TASK: Will you extract the entries word for word? Images should not appear in the copy.

INFORMATION SUPPLIED:
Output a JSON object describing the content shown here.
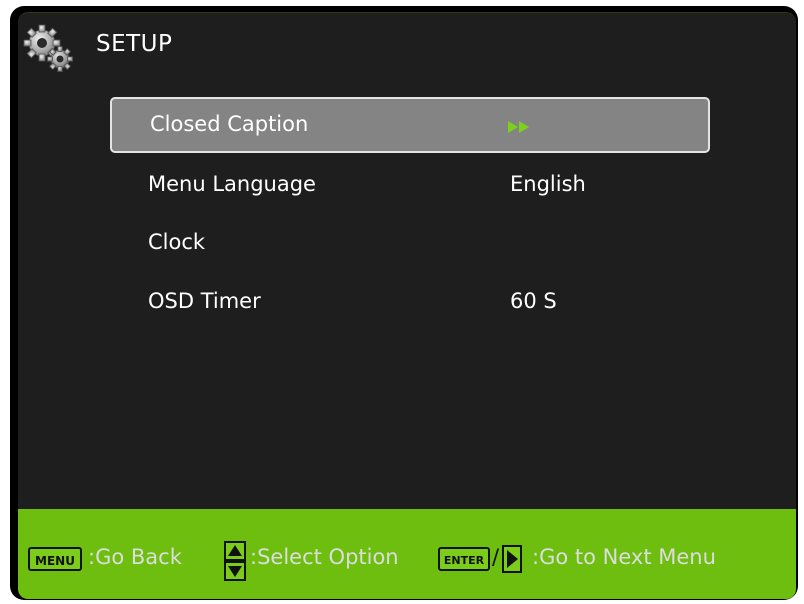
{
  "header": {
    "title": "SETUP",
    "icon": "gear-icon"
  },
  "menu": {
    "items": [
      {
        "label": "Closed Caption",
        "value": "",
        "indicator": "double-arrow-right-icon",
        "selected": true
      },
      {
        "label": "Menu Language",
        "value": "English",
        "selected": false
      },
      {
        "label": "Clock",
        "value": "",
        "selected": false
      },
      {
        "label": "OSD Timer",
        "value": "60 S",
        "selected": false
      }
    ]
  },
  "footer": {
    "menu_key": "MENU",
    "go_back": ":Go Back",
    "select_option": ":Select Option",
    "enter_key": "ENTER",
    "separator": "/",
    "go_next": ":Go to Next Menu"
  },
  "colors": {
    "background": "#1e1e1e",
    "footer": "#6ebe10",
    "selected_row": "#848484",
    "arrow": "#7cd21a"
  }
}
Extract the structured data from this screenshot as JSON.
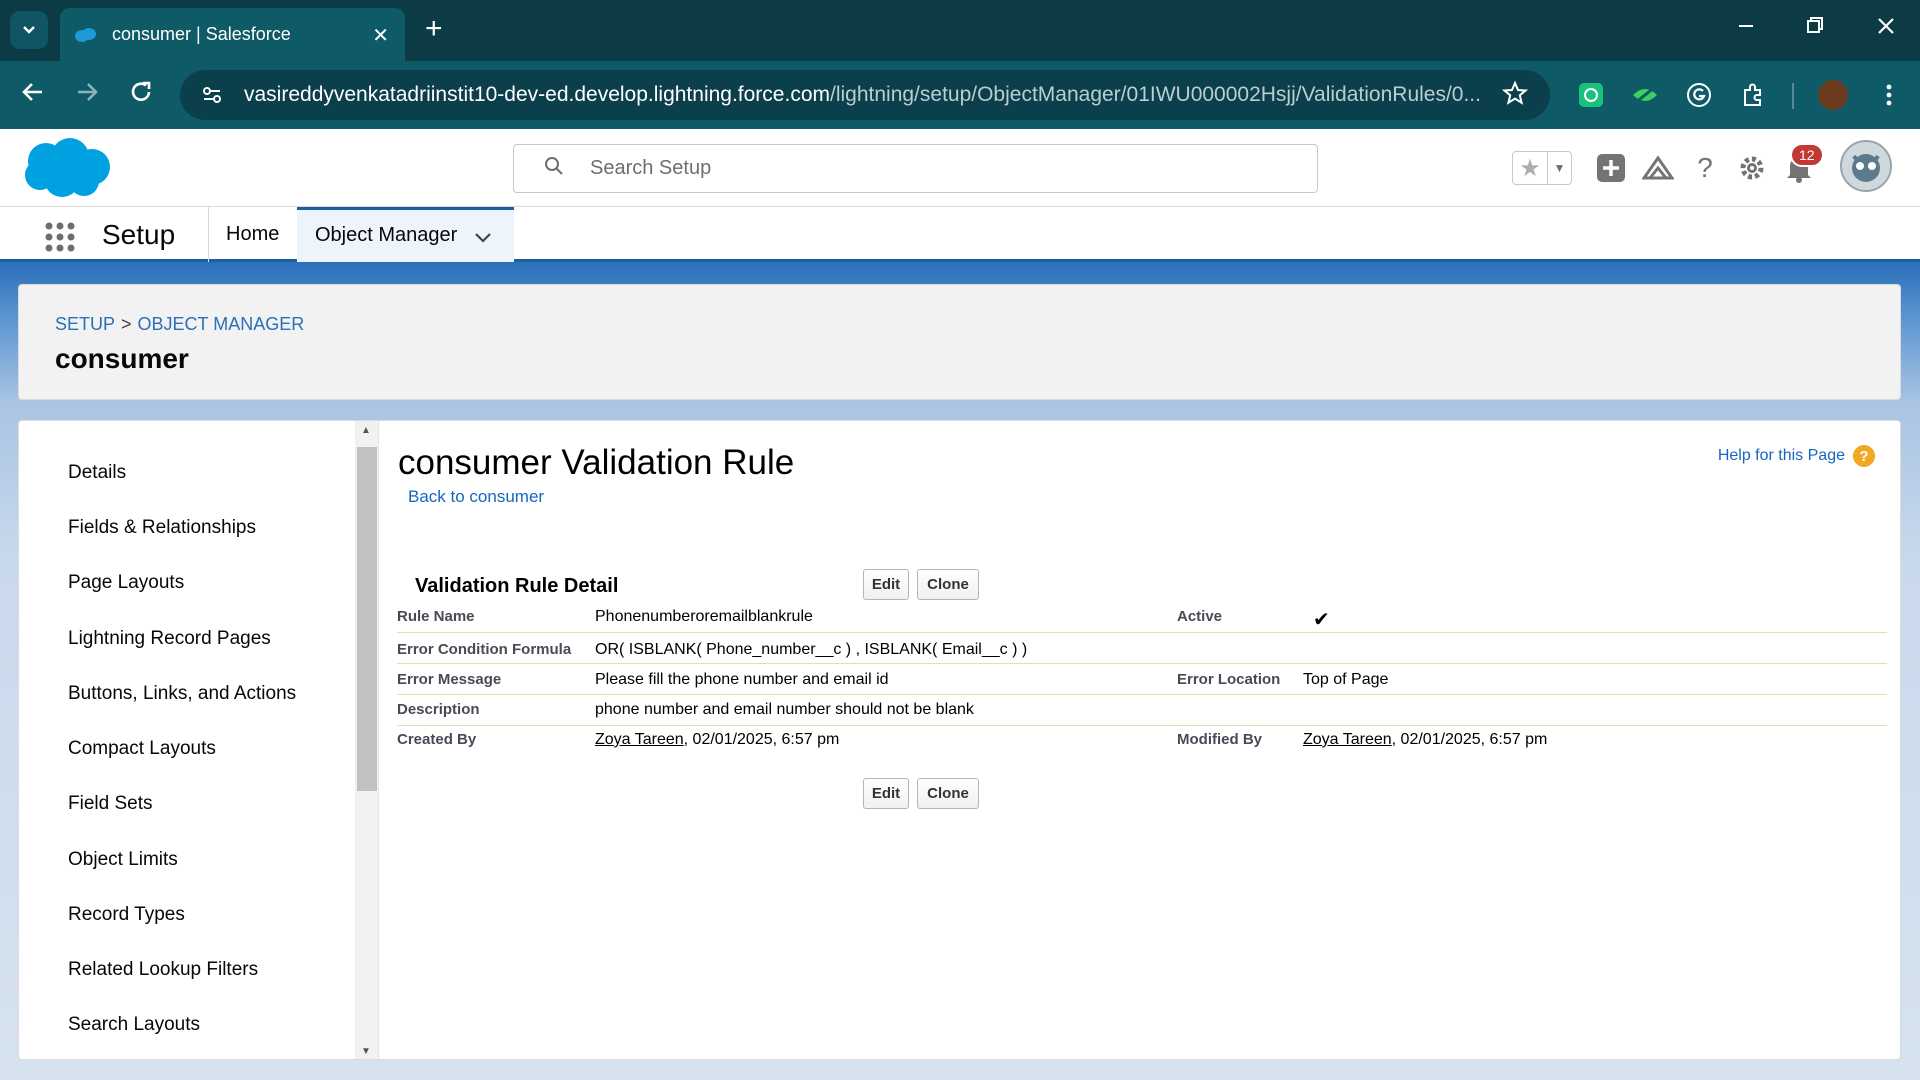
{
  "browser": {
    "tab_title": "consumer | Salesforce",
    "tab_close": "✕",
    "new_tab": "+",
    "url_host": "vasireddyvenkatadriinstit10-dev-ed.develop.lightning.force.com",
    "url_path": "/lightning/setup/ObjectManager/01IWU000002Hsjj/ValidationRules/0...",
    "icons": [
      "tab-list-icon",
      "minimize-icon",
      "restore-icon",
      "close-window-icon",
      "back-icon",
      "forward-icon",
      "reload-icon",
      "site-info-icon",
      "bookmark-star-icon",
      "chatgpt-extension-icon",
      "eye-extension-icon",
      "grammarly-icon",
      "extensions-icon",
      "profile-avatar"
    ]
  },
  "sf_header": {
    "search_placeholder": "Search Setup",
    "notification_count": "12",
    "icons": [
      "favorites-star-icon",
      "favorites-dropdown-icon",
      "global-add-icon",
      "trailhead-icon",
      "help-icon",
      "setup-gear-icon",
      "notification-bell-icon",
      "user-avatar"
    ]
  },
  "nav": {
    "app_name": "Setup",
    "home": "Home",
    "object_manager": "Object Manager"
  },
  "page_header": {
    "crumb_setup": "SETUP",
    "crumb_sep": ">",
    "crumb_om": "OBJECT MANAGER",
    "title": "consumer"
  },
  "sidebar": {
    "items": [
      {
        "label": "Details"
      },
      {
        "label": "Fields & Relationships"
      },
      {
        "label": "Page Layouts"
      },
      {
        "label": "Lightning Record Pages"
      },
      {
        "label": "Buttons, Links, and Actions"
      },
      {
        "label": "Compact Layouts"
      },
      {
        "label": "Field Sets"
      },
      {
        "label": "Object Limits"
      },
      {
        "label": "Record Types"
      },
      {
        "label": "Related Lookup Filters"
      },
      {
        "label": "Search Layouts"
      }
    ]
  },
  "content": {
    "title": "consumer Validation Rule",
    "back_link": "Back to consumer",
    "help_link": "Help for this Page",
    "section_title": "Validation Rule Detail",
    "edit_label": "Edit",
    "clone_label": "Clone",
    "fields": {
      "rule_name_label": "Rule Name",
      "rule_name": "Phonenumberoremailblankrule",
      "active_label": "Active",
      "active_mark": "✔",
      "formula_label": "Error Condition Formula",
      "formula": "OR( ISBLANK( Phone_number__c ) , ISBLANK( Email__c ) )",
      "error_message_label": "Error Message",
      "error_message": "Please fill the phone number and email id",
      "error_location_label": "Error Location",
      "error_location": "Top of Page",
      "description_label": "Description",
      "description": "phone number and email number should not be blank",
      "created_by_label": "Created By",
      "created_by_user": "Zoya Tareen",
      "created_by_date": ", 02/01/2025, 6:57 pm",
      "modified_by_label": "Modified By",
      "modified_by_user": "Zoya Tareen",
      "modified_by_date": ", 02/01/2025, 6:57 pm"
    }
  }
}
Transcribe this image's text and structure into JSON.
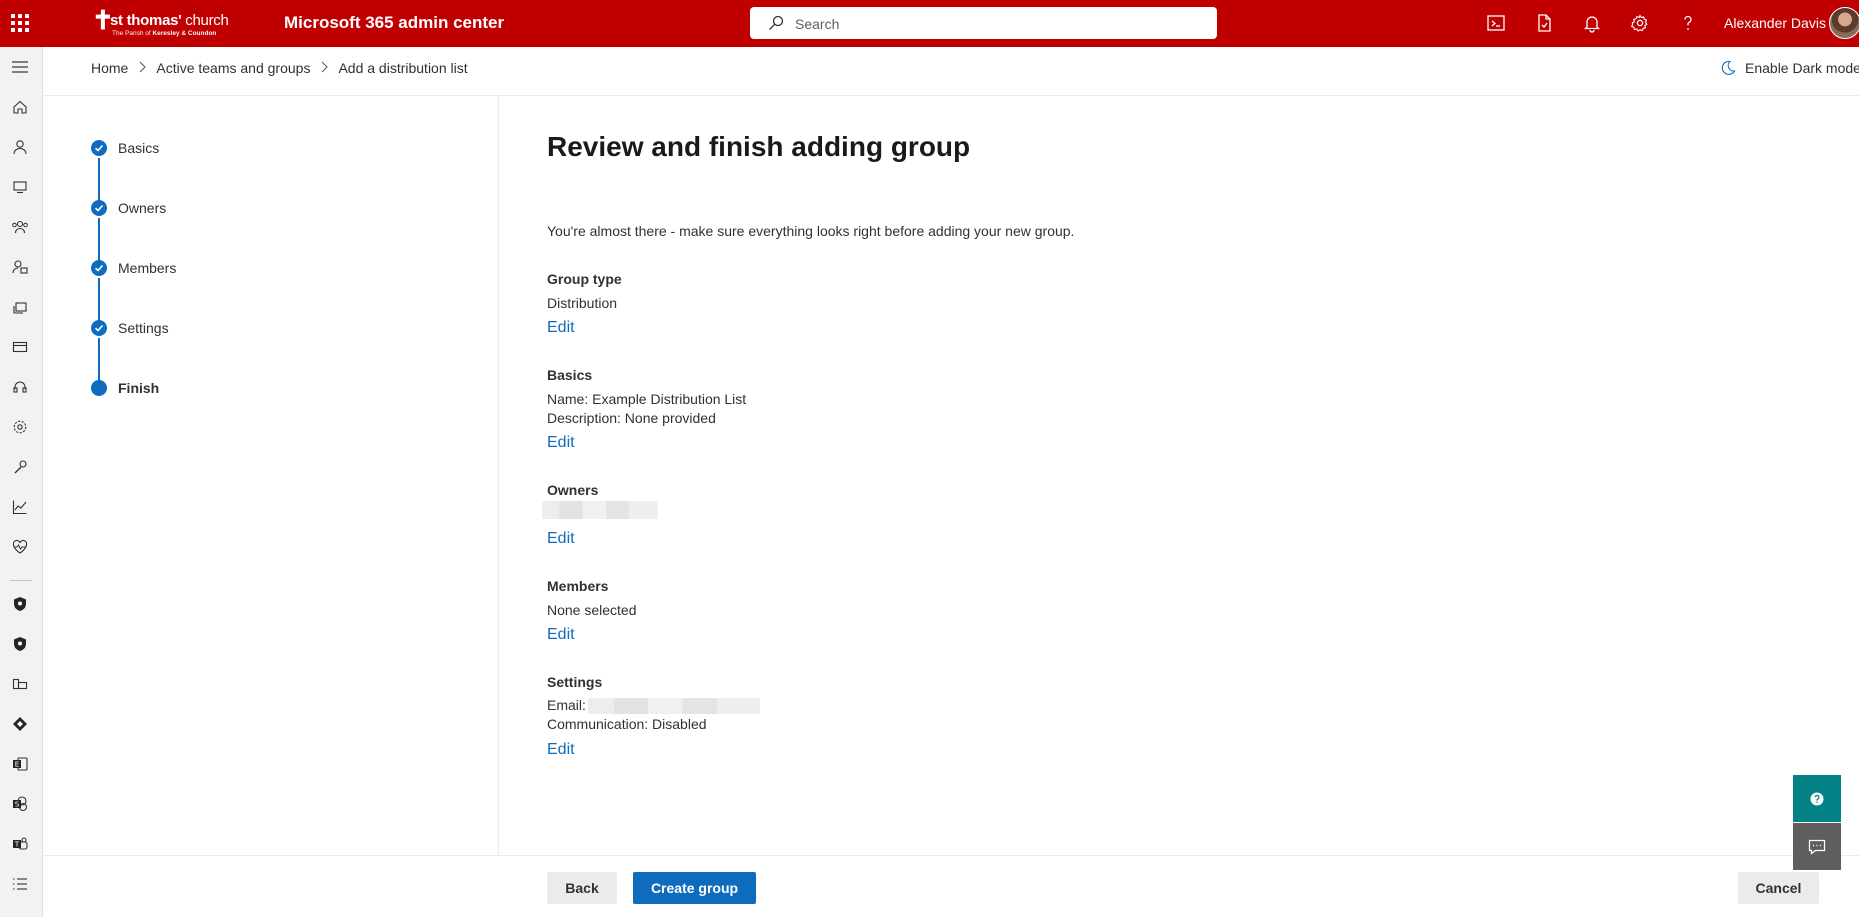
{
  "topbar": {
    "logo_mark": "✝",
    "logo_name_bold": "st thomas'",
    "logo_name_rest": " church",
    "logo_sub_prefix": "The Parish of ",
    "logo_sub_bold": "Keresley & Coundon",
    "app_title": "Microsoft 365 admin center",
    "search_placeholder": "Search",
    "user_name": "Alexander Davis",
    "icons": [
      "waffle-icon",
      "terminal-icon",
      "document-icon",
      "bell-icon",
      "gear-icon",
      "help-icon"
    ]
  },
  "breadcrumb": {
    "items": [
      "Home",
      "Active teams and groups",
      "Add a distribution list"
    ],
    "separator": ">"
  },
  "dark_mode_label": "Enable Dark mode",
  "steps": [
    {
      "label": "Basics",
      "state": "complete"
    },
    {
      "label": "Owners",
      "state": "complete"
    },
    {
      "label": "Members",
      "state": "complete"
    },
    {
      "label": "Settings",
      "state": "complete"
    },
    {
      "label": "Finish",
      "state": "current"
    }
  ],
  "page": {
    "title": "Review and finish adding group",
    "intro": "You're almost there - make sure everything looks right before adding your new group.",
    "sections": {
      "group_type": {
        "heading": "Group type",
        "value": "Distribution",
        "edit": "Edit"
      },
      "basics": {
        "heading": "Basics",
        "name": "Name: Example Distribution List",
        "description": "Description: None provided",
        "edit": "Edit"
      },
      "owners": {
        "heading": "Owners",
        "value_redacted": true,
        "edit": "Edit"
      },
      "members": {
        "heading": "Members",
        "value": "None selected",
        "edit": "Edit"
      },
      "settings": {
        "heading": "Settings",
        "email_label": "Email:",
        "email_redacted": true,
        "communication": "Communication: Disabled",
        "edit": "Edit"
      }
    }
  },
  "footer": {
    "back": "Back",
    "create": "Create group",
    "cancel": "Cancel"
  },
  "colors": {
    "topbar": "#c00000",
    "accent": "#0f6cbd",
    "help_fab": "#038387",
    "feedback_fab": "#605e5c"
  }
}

PROBLEM SOLUTION:
Output a JSON object describing the content shown here.
{
  "header": {
    "title": "SETUP",
    "icon": "gear-icon"
  },
  "menu": {
    "items": [
      {
        "label": "Closed Caption",
        "value": "",
        "indicator": "double-arrow-right-icon",
        "selected": true
      },
      {
        "label": "Menu Language",
        "value": "English",
        "selected": false
      },
      {
        "label": "Clock",
        "value": "",
        "selected": false
      },
      {
        "label": "OSD Timer",
        "value": "60 S",
        "selected": false
      }
    ]
  },
  "footer": {
    "menu_key": "MENU",
    "go_back": ":Go Back",
    "select_option": ":Select Option",
    "enter_key": "ENTER",
    "separator": "/",
    "go_next": ":Go to Next Menu"
  },
  "colors": {
    "background": "#1e1e1e",
    "footer": "#6ebe10",
    "selected_row": "#848484",
    "arrow": "#7cd21a"
  }
}
Extract the structured data from this screenshot as JSON.
{
  "browser": {
    "tab_title": "consumer | Salesforce",
    "tab_close": "✕",
    "new_tab": "+",
    "url_host": "vasireddyvenkatadriinstit10-dev-ed.develop.lightning.force.com",
    "url_path": "/lightning/setup/ObjectManager/01IWU000002Hsjj/ValidationRules/0...",
    "icons": [
      "tab-list-icon",
      "minimize-icon",
      "restore-icon",
      "close-window-icon",
      "back-icon",
      "forward-icon",
      "reload-icon",
      "site-info-icon",
      "bookmark-star-icon",
      "chatgpt-extension-icon",
      "eye-extension-icon",
      "grammarly-icon",
      "extensions-icon",
      "profile-avatar"
    ]
  },
  "sf_header": {
    "search_placeholder": "Search Setup",
    "notification_count": "12",
    "icons": [
      "favorites-star-icon",
      "favorites-dropdown-icon",
      "global-add-icon",
      "trailhead-icon",
      "help-icon",
      "setup-gear-icon",
      "notification-bell-icon",
      "user-avatar"
    ]
  },
  "nav": {
    "app_name": "Setup",
    "home": "Home",
    "object_manager": "Object Manager"
  },
  "page_header": {
    "crumb_setup": "SETUP",
    "crumb_sep": ">",
    "crumb_om": "OBJECT MANAGER",
    "title": "consumer"
  },
  "sidebar": {
    "items": [
      {
        "label": "Details"
      },
      {
        "label": "Fields & Relationships"
      },
      {
        "label": "Page Layouts"
      },
      {
        "label": "Lightning Record Pages"
      },
      {
        "label": "Buttons, Links, and Actions"
      },
      {
        "label": "Compact Layouts"
      },
      {
        "label": "Field Sets"
      },
      {
        "label": "Object Limits"
      },
      {
        "label": "Record Types"
      },
      {
        "label": "Related Lookup Filters"
      },
      {
        "label": "Search Layouts"
      }
    ]
  },
  "content": {
    "title": "consumer Validation Rule",
    "back_link": "Back to consumer",
    "help_link": "Help for this Page",
    "section_title": "Validation Rule Detail",
    "edit_label": "Edit",
    "clone_label": "Clone",
    "fields": {
      "rule_name_label": "Rule Name",
      "rule_name": "Phonenumberoremailblankrule",
      "active_label": "Active",
      "active_mark": "✔",
      "formula_label": "Error Condition Formula",
      "formula": "OR( ISBLANK( Phone_number__c ) , ISBLANK( Email__c ) )",
      "error_message_label": "Error Message",
      "error_message": "Please fill the phone number and email id",
      "error_location_label": "Error Location",
      "error_location": "Top of Page",
      "description_label": "Description",
      "description": "phone number and email number should not be blank",
      "created_by_label": "Created By",
      "created_by_user": "Zoya Tareen",
      "created_by_date": ", 02/01/2025, 6:57 pm",
      "modified_by_label": "Modified By",
      "modified_by_user": "Zoya Tareen",
      "modified_by_date": ", 02/01/2025, 6:57 pm"
    }
  }
}
Transcribe this image's text and structure into JSON.
{
  "topbar": {
    "logo_mark": "✝",
    "logo_name_bold": "st thomas'",
    "logo_name_rest": " church",
    "logo_sub_prefix": "The Parish of ",
    "logo_sub_bold": "Keresley & Coundon",
    "app_title": "Microsoft 365 admin center",
    "search_placeholder": "Search",
    "user_name": "Alexander Davis",
    "icons": [
      "waffle-icon",
      "terminal-icon",
      "document-icon",
      "bell-icon",
      "gear-icon",
      "help-icon"
    ]
  },
  "breadcrumb": {
    "items": [
      "Home",
      "Active teams and groups",
      "Add a distribution list"
    ],
    "separator": ">"
  },
  "dark_mode_label": "Enable Dark mode",
  "steps": [
    {
      "label": "Basics",
      "state": "complete"
    },
    {
      "label": "Owners",
      "state": "complete"
    },
    {
      "label": "Members",
      "state": "complete"
    },
    {
      "label": "Settings",
      "state": "complete"
    },
    {
      "label": "Finish",
      "state": "current"
    }
  ],
  "page": {
    "title": "Review and finish adding group",
    "intro": "You're almost there - make sure everything looks right before adding your new group.",
    "sections": {
      "group_type": {
        "heading": "Group type",
        "value": "Distribution",
        "edit": "Edit"
      },
      "basics": {
        "heading": "Basics",
        "name": "Name: Example Distribution List",
        "description": "Description: None provided",
        "edit": "Edit"
      },
      "owners": {
        "heading": "Owners",
        "value_redacted": true,
        "edit": "Edit"
      },
      "members": {
        "heading": "Members",
        "value": "None selected",
        "edit": "Edit"
      },
      "settings": {
        "heading": "Settings",
        "email_label": "Email:",
        "email_redacted": true,
        "communication": "Communication: Disabled",
        "edit": "Edit"
      }
    }
  },
  "footer": {
    "back": "Back",
    "create": "Create group",
    "cancel": "Cancel"
  },
  "colors": {
    "topbar": "#c00000",
    "accent": "#0f6cbd",
    "help_fab": "#038387",
    "feedback_fab": "#605e5c"
  }
}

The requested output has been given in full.